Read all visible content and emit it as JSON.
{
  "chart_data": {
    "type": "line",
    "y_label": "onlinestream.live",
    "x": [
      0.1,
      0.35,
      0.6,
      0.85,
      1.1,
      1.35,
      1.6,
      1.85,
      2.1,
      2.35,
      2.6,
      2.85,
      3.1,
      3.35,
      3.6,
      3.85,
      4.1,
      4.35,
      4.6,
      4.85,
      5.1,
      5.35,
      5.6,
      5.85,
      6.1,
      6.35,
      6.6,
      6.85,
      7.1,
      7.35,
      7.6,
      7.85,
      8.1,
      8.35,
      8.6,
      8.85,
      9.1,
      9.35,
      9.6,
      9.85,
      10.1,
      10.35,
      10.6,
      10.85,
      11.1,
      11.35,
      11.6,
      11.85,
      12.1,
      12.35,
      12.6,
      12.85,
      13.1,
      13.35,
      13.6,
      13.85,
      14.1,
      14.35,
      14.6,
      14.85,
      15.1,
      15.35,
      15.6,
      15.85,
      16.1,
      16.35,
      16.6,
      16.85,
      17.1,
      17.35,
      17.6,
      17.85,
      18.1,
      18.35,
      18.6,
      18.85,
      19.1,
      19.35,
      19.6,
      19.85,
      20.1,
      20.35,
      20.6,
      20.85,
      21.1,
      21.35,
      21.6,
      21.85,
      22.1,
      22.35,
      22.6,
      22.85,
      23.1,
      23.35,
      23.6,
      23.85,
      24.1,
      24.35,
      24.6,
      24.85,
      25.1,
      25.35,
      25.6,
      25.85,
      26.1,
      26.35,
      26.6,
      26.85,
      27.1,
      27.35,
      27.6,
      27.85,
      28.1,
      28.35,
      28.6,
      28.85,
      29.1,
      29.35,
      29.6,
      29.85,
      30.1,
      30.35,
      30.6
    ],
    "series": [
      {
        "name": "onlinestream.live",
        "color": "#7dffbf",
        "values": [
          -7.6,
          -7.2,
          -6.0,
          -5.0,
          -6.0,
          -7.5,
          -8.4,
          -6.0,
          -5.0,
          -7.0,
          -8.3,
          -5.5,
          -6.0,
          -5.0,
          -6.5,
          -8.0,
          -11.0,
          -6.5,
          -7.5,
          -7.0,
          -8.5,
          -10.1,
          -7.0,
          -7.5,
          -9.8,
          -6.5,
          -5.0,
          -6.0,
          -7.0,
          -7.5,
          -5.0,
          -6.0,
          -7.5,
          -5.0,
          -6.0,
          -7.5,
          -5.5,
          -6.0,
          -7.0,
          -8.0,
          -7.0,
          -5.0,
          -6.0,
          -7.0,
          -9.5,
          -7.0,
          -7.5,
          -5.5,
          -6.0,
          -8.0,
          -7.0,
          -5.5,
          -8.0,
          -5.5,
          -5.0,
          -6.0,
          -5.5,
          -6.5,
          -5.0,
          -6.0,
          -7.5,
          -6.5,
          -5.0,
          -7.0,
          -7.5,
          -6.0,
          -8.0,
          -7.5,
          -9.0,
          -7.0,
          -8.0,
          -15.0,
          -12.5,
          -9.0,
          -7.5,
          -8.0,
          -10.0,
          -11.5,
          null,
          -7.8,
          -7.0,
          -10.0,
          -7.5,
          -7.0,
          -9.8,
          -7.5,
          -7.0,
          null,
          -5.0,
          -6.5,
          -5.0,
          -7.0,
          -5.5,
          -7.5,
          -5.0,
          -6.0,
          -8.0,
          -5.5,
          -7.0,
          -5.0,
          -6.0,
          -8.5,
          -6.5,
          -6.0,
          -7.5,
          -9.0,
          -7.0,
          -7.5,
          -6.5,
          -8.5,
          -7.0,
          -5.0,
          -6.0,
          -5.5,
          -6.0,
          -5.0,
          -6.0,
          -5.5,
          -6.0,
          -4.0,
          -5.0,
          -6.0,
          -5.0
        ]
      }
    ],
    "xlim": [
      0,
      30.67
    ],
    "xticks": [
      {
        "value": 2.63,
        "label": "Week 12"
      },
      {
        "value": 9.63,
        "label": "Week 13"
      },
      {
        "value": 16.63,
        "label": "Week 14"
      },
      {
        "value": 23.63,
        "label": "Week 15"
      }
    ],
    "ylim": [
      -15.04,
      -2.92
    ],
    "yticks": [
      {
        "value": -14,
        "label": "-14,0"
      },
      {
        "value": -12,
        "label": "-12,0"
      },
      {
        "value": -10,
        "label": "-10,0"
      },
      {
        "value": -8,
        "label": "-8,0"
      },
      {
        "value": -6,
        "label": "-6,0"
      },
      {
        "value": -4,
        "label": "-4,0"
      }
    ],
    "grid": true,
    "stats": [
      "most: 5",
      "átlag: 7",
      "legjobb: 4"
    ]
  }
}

━━━

▸ **Short task**: Search the data for "onlinestream" and list every line in which it occurs.

▸ **Complete answer**:
    "y_label": "onlinestream.live",
        "name": "onlinestream.live",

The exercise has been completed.